### [EXERCISE]
Filter out everything except lines holding "Mação".

[Stored entries]
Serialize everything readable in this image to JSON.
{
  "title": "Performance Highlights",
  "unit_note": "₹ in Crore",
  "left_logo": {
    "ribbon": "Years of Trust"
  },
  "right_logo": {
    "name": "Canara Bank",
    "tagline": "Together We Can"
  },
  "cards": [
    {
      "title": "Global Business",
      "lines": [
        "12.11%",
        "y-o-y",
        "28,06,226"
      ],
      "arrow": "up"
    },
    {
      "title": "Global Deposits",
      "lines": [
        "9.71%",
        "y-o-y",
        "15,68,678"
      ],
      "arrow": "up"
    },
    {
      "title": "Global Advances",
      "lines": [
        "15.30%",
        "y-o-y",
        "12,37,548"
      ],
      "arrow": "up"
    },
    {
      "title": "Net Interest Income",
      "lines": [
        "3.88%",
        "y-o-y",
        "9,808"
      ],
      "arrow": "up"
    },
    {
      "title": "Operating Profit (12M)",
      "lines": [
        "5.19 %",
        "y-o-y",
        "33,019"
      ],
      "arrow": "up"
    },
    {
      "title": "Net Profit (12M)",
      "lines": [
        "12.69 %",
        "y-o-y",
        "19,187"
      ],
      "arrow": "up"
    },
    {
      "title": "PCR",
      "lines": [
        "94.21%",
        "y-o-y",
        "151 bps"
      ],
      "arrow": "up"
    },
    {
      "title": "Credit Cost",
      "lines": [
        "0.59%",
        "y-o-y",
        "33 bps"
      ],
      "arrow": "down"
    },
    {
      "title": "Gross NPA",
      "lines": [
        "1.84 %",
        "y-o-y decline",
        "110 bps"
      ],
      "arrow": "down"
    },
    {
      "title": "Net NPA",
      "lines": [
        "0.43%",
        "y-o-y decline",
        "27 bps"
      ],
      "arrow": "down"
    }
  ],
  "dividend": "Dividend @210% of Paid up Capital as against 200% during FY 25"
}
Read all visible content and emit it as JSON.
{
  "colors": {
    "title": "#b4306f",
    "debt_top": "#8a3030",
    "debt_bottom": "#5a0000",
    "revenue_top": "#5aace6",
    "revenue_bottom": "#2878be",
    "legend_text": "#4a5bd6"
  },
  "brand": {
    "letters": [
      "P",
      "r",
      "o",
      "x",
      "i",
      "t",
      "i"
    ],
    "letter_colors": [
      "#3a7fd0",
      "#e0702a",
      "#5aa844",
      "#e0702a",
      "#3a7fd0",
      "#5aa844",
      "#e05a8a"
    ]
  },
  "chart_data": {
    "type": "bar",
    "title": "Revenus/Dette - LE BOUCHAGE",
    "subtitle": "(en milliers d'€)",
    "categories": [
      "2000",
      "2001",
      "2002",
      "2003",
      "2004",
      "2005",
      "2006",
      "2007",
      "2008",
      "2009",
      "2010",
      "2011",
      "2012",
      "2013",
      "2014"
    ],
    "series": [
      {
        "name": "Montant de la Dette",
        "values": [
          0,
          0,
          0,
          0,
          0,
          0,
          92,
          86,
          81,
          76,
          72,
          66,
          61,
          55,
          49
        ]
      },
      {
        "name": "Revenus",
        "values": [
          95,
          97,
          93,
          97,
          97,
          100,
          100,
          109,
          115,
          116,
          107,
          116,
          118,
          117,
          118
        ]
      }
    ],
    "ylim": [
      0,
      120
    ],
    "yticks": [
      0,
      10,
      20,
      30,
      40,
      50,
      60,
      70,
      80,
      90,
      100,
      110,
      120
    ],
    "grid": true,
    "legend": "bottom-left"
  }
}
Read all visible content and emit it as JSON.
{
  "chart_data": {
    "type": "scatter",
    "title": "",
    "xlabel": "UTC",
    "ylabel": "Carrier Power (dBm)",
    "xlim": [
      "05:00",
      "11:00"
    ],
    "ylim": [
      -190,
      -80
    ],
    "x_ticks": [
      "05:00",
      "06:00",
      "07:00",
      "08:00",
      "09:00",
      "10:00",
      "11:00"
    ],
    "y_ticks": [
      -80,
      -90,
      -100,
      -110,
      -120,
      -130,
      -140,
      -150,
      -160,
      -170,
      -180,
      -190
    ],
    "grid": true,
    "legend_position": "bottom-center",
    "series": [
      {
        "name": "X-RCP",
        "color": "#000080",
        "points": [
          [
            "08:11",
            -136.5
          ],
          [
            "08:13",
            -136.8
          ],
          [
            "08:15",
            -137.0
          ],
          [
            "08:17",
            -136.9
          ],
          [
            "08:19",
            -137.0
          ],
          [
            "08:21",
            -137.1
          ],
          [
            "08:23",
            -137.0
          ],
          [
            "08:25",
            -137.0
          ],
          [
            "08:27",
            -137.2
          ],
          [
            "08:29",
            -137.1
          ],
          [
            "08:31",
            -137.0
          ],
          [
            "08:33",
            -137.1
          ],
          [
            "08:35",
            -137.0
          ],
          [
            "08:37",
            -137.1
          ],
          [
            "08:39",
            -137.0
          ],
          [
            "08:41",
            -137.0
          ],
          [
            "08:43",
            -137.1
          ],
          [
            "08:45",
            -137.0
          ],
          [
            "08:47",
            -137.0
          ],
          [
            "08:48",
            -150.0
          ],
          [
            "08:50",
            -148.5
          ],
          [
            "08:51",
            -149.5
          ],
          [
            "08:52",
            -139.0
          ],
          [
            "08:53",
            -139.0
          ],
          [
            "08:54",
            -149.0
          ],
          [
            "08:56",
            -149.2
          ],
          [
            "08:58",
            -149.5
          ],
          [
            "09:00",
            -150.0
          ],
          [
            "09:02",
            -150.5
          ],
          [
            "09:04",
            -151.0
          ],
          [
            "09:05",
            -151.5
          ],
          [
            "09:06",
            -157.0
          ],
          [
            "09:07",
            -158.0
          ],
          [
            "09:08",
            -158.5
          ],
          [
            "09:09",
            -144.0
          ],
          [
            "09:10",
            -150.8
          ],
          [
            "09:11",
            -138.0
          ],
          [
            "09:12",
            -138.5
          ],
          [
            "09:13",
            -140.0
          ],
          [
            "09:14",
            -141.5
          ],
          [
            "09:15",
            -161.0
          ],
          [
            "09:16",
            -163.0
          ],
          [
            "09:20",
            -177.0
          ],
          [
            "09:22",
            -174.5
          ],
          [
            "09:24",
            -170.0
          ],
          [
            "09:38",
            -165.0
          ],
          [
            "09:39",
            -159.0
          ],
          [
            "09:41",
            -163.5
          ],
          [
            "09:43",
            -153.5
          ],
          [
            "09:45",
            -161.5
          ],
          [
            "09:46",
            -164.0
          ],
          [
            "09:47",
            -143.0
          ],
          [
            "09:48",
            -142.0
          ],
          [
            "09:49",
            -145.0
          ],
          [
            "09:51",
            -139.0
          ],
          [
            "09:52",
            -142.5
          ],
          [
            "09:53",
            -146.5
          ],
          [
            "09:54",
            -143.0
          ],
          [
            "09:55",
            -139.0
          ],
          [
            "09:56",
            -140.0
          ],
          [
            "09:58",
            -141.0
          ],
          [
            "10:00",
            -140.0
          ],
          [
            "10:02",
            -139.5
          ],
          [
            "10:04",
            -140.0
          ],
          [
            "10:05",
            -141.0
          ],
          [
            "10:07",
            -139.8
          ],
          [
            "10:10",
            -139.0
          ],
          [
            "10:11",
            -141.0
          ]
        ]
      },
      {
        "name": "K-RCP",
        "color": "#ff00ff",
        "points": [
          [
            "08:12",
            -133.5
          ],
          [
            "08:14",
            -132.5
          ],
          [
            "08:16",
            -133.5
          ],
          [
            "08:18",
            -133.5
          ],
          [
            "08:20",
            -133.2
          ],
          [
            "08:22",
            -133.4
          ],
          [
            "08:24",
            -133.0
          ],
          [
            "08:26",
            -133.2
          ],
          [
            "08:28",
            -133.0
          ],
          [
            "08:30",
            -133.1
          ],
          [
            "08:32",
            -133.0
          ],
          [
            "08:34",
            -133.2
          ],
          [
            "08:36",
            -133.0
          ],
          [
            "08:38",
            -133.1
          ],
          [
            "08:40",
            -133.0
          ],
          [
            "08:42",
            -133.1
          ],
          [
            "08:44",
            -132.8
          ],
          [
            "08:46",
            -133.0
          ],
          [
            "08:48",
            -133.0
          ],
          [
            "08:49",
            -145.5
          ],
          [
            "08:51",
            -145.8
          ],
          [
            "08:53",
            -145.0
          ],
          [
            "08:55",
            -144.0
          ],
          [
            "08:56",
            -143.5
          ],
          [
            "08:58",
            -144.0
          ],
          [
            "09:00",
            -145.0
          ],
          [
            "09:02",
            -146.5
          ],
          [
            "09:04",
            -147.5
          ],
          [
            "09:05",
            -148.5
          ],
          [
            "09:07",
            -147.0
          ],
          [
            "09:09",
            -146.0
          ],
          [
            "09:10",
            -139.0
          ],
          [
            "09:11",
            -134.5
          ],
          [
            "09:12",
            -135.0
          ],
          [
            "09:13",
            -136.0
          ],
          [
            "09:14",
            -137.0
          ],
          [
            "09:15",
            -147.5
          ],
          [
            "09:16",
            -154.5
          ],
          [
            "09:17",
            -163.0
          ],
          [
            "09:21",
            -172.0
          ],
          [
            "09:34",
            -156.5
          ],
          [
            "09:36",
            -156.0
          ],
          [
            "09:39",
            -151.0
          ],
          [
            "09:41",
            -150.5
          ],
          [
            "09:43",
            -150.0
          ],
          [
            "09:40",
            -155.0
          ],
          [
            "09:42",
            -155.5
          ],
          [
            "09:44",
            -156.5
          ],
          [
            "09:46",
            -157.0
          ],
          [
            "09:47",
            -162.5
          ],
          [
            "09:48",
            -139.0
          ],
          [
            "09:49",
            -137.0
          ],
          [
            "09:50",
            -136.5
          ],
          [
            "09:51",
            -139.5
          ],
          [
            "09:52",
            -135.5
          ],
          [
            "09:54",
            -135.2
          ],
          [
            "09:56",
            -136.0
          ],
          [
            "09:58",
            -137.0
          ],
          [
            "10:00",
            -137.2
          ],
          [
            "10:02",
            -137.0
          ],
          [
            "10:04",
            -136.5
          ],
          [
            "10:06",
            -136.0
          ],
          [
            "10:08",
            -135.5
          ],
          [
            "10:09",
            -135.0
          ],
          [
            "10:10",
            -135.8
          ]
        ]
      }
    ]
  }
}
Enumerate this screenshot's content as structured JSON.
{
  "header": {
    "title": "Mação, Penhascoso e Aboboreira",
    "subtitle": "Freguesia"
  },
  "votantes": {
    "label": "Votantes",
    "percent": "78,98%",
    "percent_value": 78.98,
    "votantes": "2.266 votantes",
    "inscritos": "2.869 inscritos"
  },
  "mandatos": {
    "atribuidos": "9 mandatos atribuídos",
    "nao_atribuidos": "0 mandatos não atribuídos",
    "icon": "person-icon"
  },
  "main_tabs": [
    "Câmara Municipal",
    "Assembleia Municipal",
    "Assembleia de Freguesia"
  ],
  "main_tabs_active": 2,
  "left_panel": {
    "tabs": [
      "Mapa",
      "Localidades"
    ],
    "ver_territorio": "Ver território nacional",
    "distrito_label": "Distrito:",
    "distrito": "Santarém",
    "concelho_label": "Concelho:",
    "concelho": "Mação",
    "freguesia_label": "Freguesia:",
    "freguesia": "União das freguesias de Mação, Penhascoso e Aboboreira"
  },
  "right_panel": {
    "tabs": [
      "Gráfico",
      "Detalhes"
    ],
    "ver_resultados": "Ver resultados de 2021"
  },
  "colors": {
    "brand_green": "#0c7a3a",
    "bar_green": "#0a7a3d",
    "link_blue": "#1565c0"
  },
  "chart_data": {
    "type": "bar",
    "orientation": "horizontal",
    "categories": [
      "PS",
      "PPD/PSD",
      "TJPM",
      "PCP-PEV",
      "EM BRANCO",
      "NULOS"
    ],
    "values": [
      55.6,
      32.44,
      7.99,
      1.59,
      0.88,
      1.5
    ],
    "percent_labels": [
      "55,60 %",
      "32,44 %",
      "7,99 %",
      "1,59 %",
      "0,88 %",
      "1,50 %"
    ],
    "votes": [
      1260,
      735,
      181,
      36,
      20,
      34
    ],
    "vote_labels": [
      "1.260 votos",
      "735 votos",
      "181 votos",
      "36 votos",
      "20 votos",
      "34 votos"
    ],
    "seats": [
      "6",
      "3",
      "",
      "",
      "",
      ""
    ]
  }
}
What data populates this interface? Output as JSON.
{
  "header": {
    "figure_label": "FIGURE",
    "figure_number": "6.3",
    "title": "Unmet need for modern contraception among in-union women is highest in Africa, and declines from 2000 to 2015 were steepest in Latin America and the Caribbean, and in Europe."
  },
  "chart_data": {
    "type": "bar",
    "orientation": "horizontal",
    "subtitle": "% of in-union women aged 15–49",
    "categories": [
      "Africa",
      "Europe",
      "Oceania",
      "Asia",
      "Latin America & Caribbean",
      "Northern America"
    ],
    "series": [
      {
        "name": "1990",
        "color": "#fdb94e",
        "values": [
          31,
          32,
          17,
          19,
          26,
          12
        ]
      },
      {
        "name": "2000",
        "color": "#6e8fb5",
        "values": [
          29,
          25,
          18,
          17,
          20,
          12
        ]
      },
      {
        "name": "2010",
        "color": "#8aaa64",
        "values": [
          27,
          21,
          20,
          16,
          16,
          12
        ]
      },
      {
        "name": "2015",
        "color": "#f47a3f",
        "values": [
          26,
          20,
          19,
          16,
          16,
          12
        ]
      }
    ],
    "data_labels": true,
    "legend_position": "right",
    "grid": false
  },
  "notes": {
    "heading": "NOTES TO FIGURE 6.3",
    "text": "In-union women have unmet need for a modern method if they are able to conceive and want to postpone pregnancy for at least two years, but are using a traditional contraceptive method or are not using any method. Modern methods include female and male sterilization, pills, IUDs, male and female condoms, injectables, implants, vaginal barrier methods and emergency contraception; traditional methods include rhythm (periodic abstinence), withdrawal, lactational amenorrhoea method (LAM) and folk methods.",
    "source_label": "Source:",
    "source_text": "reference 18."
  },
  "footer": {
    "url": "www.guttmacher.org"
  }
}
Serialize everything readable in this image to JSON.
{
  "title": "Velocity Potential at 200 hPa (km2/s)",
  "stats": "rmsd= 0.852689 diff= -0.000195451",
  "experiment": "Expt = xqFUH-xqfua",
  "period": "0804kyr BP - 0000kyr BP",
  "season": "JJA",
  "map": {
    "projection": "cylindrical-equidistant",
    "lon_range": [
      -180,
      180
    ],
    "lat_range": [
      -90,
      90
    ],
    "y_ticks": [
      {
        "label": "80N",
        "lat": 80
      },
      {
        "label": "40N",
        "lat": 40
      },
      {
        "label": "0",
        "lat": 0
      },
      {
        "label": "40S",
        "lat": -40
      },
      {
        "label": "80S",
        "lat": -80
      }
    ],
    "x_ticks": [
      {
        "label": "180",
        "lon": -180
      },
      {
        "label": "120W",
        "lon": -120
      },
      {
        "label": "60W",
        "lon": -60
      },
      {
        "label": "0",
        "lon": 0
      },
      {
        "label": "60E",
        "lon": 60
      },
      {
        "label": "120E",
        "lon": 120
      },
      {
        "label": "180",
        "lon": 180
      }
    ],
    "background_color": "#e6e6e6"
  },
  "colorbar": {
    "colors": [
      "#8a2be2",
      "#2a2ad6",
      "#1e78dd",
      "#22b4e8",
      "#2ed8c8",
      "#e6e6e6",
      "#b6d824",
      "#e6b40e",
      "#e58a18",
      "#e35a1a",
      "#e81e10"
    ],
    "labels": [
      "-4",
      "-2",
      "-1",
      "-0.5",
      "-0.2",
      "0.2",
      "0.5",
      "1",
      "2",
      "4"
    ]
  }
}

### [SOLVED EXERCISE]
    "title": "Mação, Penhascoso e Aboboreira",
    "concelho": "Mação",
    "freguesia": "União das freguesias de Mação, Penhascoso e Aboboreira"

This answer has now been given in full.